(STATED PROBLEM) The listing below should be copied in full, word for word.

[Extracted data entries]
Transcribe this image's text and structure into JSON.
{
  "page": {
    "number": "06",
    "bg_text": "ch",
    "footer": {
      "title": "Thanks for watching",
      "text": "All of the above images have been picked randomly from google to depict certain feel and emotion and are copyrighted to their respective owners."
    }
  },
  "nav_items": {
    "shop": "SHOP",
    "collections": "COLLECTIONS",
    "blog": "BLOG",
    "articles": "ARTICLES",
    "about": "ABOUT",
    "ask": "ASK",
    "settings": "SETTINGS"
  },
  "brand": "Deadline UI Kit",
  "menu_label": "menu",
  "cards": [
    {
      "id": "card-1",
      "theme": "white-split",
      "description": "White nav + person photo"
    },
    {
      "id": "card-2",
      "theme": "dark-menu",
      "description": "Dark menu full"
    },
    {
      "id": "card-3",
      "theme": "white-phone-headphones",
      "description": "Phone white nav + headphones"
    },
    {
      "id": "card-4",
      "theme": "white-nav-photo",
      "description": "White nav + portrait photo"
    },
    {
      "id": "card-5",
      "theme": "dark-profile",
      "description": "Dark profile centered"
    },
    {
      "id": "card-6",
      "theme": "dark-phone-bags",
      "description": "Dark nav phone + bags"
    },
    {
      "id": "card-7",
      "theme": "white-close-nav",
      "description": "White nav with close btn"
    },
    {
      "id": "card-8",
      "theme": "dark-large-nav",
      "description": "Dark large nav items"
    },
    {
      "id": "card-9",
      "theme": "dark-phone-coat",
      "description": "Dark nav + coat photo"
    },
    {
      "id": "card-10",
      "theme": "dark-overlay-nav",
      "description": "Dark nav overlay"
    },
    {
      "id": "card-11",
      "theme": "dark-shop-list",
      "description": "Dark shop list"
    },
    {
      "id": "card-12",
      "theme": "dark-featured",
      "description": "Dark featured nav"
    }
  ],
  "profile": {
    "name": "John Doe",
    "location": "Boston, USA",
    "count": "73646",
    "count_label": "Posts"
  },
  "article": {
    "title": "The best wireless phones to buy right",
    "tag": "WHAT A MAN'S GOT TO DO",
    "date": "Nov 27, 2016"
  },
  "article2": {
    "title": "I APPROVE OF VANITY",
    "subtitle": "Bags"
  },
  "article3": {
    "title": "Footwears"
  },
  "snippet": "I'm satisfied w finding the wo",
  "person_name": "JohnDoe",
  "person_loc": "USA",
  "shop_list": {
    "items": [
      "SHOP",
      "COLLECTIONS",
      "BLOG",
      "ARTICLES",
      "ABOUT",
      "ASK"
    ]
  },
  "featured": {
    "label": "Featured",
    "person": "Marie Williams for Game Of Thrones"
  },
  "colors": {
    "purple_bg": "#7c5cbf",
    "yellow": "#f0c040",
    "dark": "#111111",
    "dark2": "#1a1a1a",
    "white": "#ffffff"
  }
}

(ANSWER TO THE EXERCISE)
Transcribe this image's text and structure into JSON.
{
  "page": {
    "number": "06",
    "bg_text": "ch",
    "footer": {
      "title": "Thanks for watching",
      "text": "All of the above images have been picked randomly from google to depict certain feel and emotion and are copyrighted to their respective owners."
    }
  },
  "nav_items": {
    "shop": "SHOP",
    "collections": "COLLECTIONS",
    "blog": "BLOG",
    "articles": "ARTICLES",
    "about": "ABOUT",
    "ask": "ASK",
    "settings": "SETTINGS"
  },
  "brand": "Deadline UI Kit",
  "menu_label": "menu",
  "cards": [
    {
      "id": "card-1",
      "theme": "white-split",
      "description": "White nav + person photo"
    },
    {
      "id": "card-2",
      "theme": "dark-menu",
      "description": "Dark menu full"
    },
    {
      "id": "card-3",
      "theme": "white-phone-headphones",
      "description": "Phone white nav + headphones"
    },
    {
      "id": "card-4",
      "theme": "white-nav-photo",
      "description": "White nav + portrait photo"
    },
    {
      "id": "card-5",
      "theme": "dark-profile",
      "description": "Dark profile centered"
    },
    {
      "id": "card-6",
      "theme": "dark-phone-bags",
      "description": "Dark nav phone + bags"
    },
    {
      "id": "card-7",
      "theme": "white-close-nav",
      "description": "White nav with close btn"
    },
    {
      "id": "card-8",
      "theme": "dark-large-nav",
      "description": "Dark large nav items"
    },
    {
      "id": "card-9",
      "theme": "dark-phone-coat",
      "description": "Dark nav + coat photo"
    },
    {
      "id": "card-10",
      "theme": "dark-overlay-nav",
      "description": "Dark nav overlay"
    },
    {
      "id": "card-11",
      "theme": "dark-shop-list",
      "description": "Dark shop list"
    },
    {
      "id": "card-12",
      "theme": "dark-featured",
      "description": "Dark featured nav"
    }
  ],
  "profile": {
    "name": "John Doe",
    "location": "Boston, USA",
    "count": "73646",
    "count_label": "Posts"
  },
  "article": {
    "title": "The best wireless phones to buy right",
    "tag": "WHAT A MAN'S GOT TO DO",
    "date": "Nov 27, 2016"
  },
  "article2": {
    "title": "I APPROVE OF VANITY",
    "subtitle": "Bags"
  },
  "article3": {
    "title": "Footwears"
  },
  "snippet": "I'm satisfied w finding the wo",
  "person_name": "JohnDoe",
  "person_loc": "USA",
  "shop_list": {
    "items": [
      "SHOP",
      "COLLECTIONS",
      "BLOG",
      "ARTICLES",
      "ABOUT",
      "ASK"
    ]
  },
  "featured": {
    "label": "Featured",
    "person": "Marie Williams for Game Of Thrones"
  },
  "colors": {
    "purple_bg": "#7c5cbf",
    "yellow": "#f0c040",
    "dark": "#111111",
    "dark2": "#1a1a1a",
    "white": "#ffffff"
  }
}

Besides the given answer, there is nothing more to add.